** begin Supplied information **
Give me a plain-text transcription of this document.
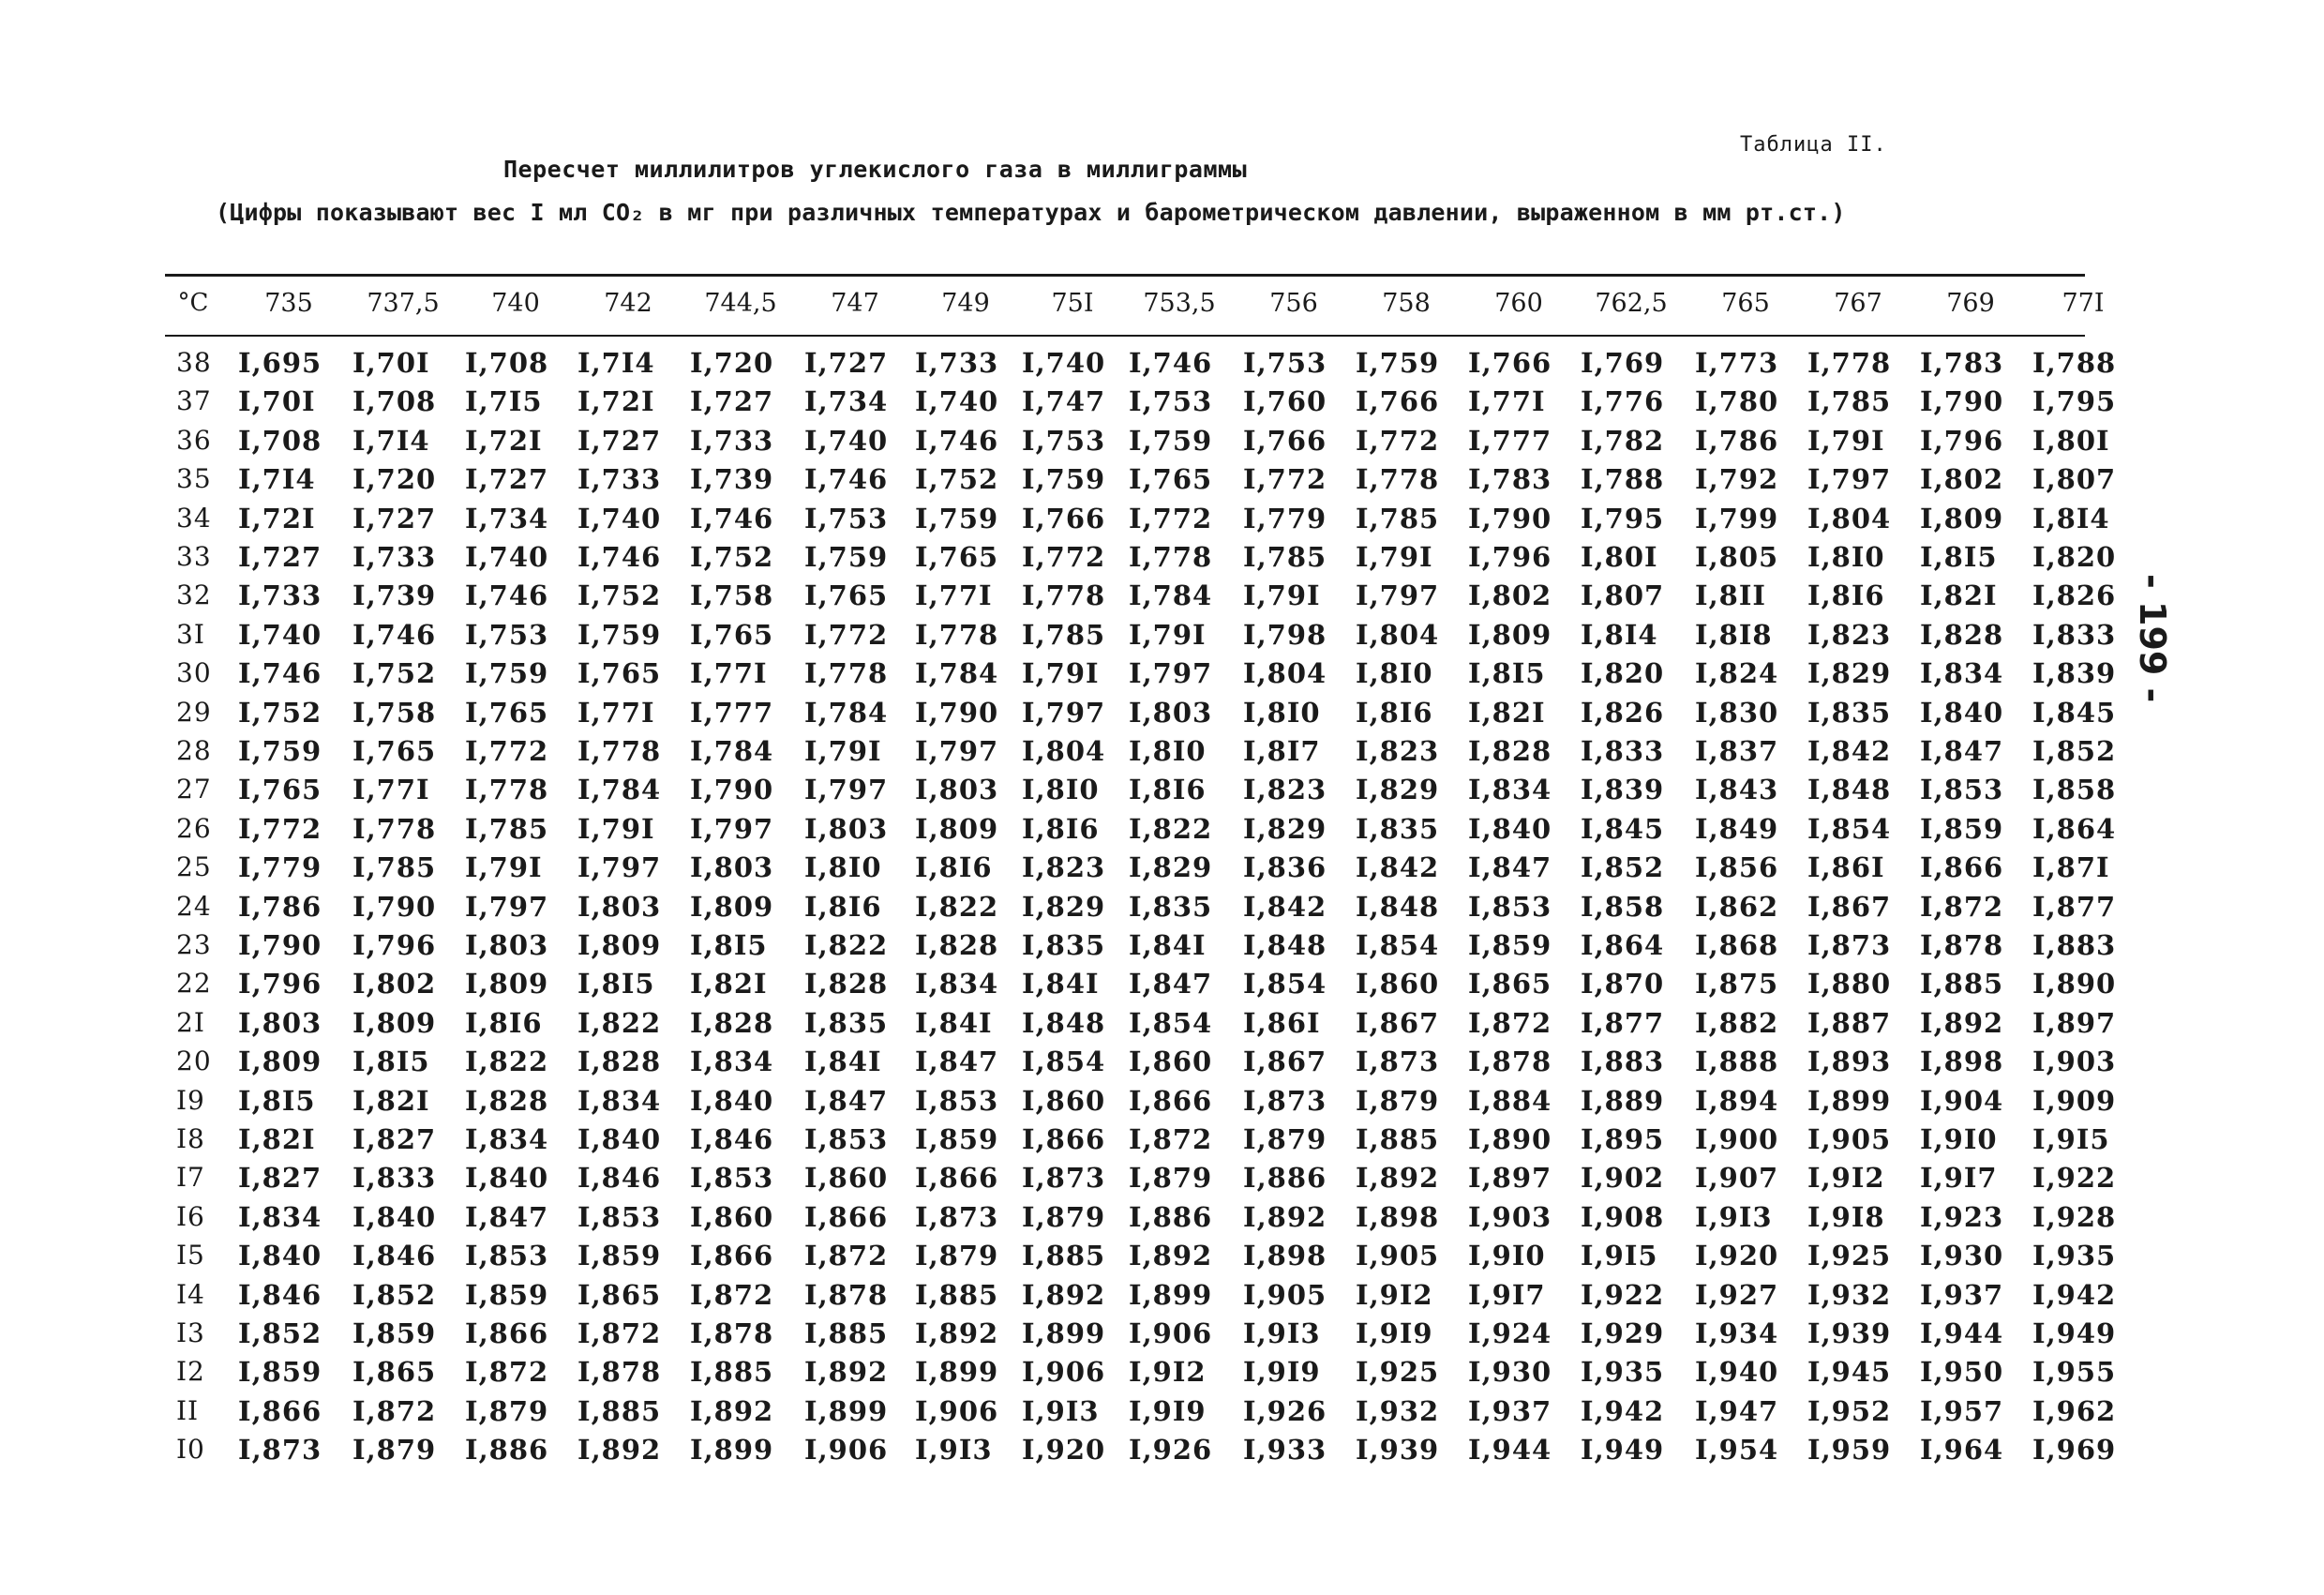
Таблица II.
Пересчет миллилитров углекислого газа в миллиграммы
(Цифры показывают вес I мл CO₂ в мг при различных температурах и барометрическом давлении, выраженном в мм рт.ст.)
°C	735	737,5	740	742	744,5	747	749	75I	753,5	756	758	760	762,5	765	767	769	77I
38 I,695 I,70I I,708 I,7I4 I,720 I,727 I,733 I,740 I,746 I,753 I,759 I,766 I,769 I,773 I,778 I,783 I,788
37 I,70I I,708 I,7I5 I,72I I,727 I,734 I,740 I,747 I,753 I,760 I,766 I,77I I,776 I,780 I,785 I,790 I,795
36 I,708 I,7I4 I,72I I,727 I,733 I,740 I,746 I,753 I,759 I,766 I,772 I,777 I,782 I,786 I,79I I,796 I,80I
35 I,7I4 I,720 I,727 I,733 I,739 I,746 I,752 I,759 I,765 I,772 I,778 I,783 I,788 I,792 I,797 I,802 I,807
34 I,72I I,727 I,734 I,740 I,746 I,753 I,759 I,766 I,772 I,779 I,785 I,790 I,795 I,799 I,804 I,809 I,8I4
33 I,727 I,733 I,740 I,746 I,752 I,759 I,765 I,772 I,778 I,785 I,79I I,796 I,80I I,805 I,8I0 I,8I5 I,820
32 I,733 I,739 I,746 I,752 I,758 I,765 I,77I I,778 I,784 I,79I I,797 I,802 I,807 I,8II I,8I6 I,82I I,826
3I I,740 I,746 I,753 I,759 I,765 I,772 I,778 I,785 I,79I I,798 I,804 I,809 I,8I4 I,8I8 I,823 I,828 I,833
30 I,746 I,752 I,759 I,765 I,77I I,778 I,784 I,79I I,797 I,804 I,8I0 I,8I5 I,820 I,824 I,829 I,834 I,839
29 I,752 I,758 I,765 I,77I I,777 I,784 I,790 I,797 I,803 I,8I0 I,8I6 I,82I I,826 I,830 I,835 I,840 I,845
28 I,759 I,765 I,772 I,778 I,784 I,79I I,797 I,804 I,8I0 I,8I7 I,823 I,828 I,833 I,837 I,842 I,847 I,852
27 I,765 I,77I I,778 I,784 I,790 I,797 I,803 I,8I0 I,8I6 I,823 I,829 I,834 I,839 I,843 I,848 I,853 I,858
26 I,772 I,778 I,785 I,79I I,797 I,803 I,809 I,8I6 I,822 I,829 I,835 I,840 I,845 I,849 I,854 I,859 I,864
25 I,779 I,785 I,79I I,797 I,803 I,8I0 I,8I6 I,823 I,829 I,836 I,842 I,847 I,852 I,856 I,86I I,866 I,87I
24 I,786 I,790 I,797 I,803 I,809 I,8I6 I,822 I,829 I,835 I,842 I,848 I,853 I,858 I,862 I,867 I,872 I,877
23 I,790 I,796 I,803 I,809 I,8I5 I,822 I,828 I,835 I,84I I,848 I,854 I,859 I,864 I,868 I,873 I,878 I,883
22 I,796 I,802 I,809 I,8I5 I,82I I,828 I,834 I,84I I,847 I,854 I,860 I,865 I,870 I,875 I,880 I,885 I,890
2I I,803 I,809 I,8I6 I,822 I,828 I,835 I,84I I,848 I,854 I,86I I,867 I,872 I,877 I,882 I,887 I,892 I,897
20 I,809 I,8I5 I,822 I,828 I,834 I,84I I,847 I,854 I,860 I,867 I,873 I,878 I,883 I,888 I,893 I,898 I,903
I9 I,8I5 I,82I I,828 I,834 I,840 I,847 I,853 I,860 I,866 I,873 I,879 I,884 I,889 I,894 I,899 I,904 I,909
I8 I,82I I,827 I,834 I,840 I,846 I,853 I,859 I,866 I,872 I,879 I,885 I,890 I,895 I,900 I,905 I,9I0 I,9I5
I7 I,827 I,833 I,840 I,846 I,853 I,860 I,866 I,873 I,879 I,886 I,892 I,897 I,902 I,907 I,9I2 I,9I7 I,922
I6 I,834 I,840 I,847 I,853 I,860 I,866 I,873 I,879 I,886 I,892 I,898 I,903 I,908 I,9I3 I,9I8 I,923 I,928
I5 I,840 I,846 I,853 I,859 I,866 I,872 I,879 I,885 I,892 I,898 I,905 I,9I0 I,9I5 I,920 I,925 I,930 I,935
I4 I,846 I,852 I,859 I,865 I,872 I,878 I,885 I,892 I,899 I,905 I,9I2 I,9I7 I,922 I,927 I,932 I,937 I,942
I3 I,852 I,859 I,866 I,872 I,878 I,885 I,892 I,899 I,906 I,9I3 I,9I9 I,924 I,929 I,934 I,939 I,944 I,949
I2 I,859 I,865 I,872 I,878 I,885 I,892 I,899 I,906 I,9I2 I,9I9 I,925 I,930 I,935 I,940 I,945 I,950 I,955
II I,866 I,872 I,879 I,885 I,892 I,899 I,906 I,9I3 I,9I9 I,926 I,932 I,937 I,942 I,947 I,952 I,957 I,962
I0 I,873 I,879 I,886 I,892 I,899 I,906 I,9I3 I,920 I,926 I,933 I,939 I,944 I,949 I,954 I,959 I,964 I,969
- 199 -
** end Supplied information **
Set down the complete material exactly, but do not include the images.

Give me a plain-text transcription of this document.
Таблица II.
Пересчет миллилитров углекислого газа в миллиграммы
(Цифры показывают вес I мл CO₂ в мг при различных температурах и барометрическом давлении, выраженном в мм рт.ст.)
°C	735	737,5	740	742	744,5	747	749	75I	753,5	756	758	760	762,5	765	767	769	77I
38 I,695 I,70I I,708 I,7I4 I,720 I,727 I,733 I,740 I,746 I,753 I,759 I,766 I,769 I,773 I,778 I,783 I,788
37 I,70I I,708 I,7I5 I,72I I,727 I,734 I,740 I,747 I,753 I,760 I,766 I,77I I,776 I,780 I,785 I,790 I,795
36 I,708 I,7I4 I,72I I,727 I,733 I,740 I,746 I,753 I,759 I,766 I,772 I,777 I,782 I,786 I,79I I,796 I,80I
35 I,7I4 I,720 I,727 I,733 I,739 I,746 I,752 I,759 I,765 I,772 I,778 I,783 I,788 I,792 I,797 I,802 I,807
34 I,72I I,727 I,734 I,740 I,746 I,753 I,759 I,766 I,772 I,779 I,785 I,790 I,795 I,799 I,804 I,809 I,8I4
33 I,727 I,733 I,740 I,746 I,752 I,759 I,765 I,772 I,778 I,785 I,79I I,796 I,80I I,805 I,8I0 I,8I5 I,820
32 I,733 I,739 I,746 I,752 I,758 I,765 I,77I I,778 I,784 I,79I I,797 I,802 I,807 I,8II I,8I6 I,82I I,826
3I I,740 I,746 I,753 I,759 I,765 I,772 I,778 I,785 I,79I I,798 I,804 I,809 I,8I4 I,8I8 I,823 I,828 I,833
30 I,746 I,752 I,759 I,765 I,77I I,778 I,784 I,79I I,797 I,804 I,8I0 I,8I5 I,820 I,824 I,829 I,834 I,839
29 I,752 I,758 I,765 I,77I I,777 I,784 I,790 I,797 I,803 I,8I0 I,8I6 I,82I I,826 I,830 I,835 I,840 I,845
28 I,759 I,765 I,772 I,778 I,784 I,79I I,797 I,804 I,8I0 I,8I7 I,823 I,828 I,833 I,837 I,842 I,847 I,852
27 I,765 I,77I I,778 I,784 I,790 I,797 I,803 I,8I0 I,8I6 I,823 I,829 I,834 I,839 I,843 I,848 I,853 I,858
26 I,772 I,778 I,785 I,79I I,797 I,803 I,809 I,8I6 I,822 I,829 I,835 I,840 I,845 I,849 I,854 I,859 I,864
25 I,779 I,785 I,79I I,797 I,803 I,8I0 I,8I6 I,823 I,829 I,836 I,842 I,847 I,852 I,856 I,86I I,866 I,87I
24 I,786 I,790 I,797 I,803 I,809 I,8I6 I,822 I,829 I,835 I,842 I,848 I,853 I,858 I,862 I,867 I,872 I,877
23 I,790 I,796 I,803 I,809 I,8I5 I,822 I,828 I,835 I,84I I,848 I,854 I,859 I,864 I,868 I,873 I,878 I,883
22 I,796 I,802 I,809 I,8I5 I,82I I,828 I,834 I,84I I,847 I,854 I,860 I,865 I,870 I,875 I,880 I,885 I,890
2I I,803 I,809 I,8I6 I,822 I,828 I,835 I,84I I,848 I,854 I,86I I,867 I,872 I,877 I,882 I,887 I,892 I,897
20 I,809 I,8I5 I,822 I,828 I,834 I,84I I,847 I,854 I,860 I,867 I,873 I,878 I,883 I,888 I,893 I,898 I,903
I9 I,8I5 I,82I I,828 I,834 I,840 I,847 I,853 I,860 I,866 I,873 I,879 I,884 I,889 I,894 I,899 I,904 I,909
I8 I,82I I,827 I,834 I,840 I,846 I,853 I,859 I,866 I,872 I,879 I,885 I,890 I,895 I,900 I,905 I,9I0 I,9I5
I7 I,827 I,833 I,840 I,846 I,853 I,860 I,866 I,873 I,879 I,886 I,892 I,897 I,902 I,907 I,9I2 I,9I7 I,922
I6 I,834 I,840 I,847 I,853 I,860 I,866 I,873 I,879 I,886 I,892 I,898 I,903 I,908 I,9I3 I,9I8 I,923 I,928
I5 I,840 I,846 I,853 I,859 I,866 I,872 I,879 I,885 I,892 I,898 I,905 I,9I0 I,9I5 I,920 I,925 I,930 I,935
I4 I,846 I,852 I,859 I,865 I,872 I,878 I,885 I,892 I,899 I,905 I,9I2 I,9I7 I,922 I,927 I,932 I,937 I,942
I3 I,852 I,859 I,866 I,872 I,878 I,885 I,892 I,899 I,906 I,9I3 I,9I9 I,924 I,929 I,934 I,939 I,944 I,949
I2 I,859 I,865 I,872 I,878 I,885 I,892 I,899 I,906 I,9I2 I,9I9 I,925 I,930 I,935 I,940 I,945 I,950 I,955
II I,866 I,872 I,879 I,885 I,892 I,899 I,906 I,9I3 I,9I9 I,926 I,932 I,937 I,942 I,947 I,952 I,957 I,962
I0 I,873 I,879 I,886 I,892 I,899 I,906 I,9I3 I,920 I,926 I,933 I,939 I,944 I,949 I,954 I,959 I,964 I,969
- 199 -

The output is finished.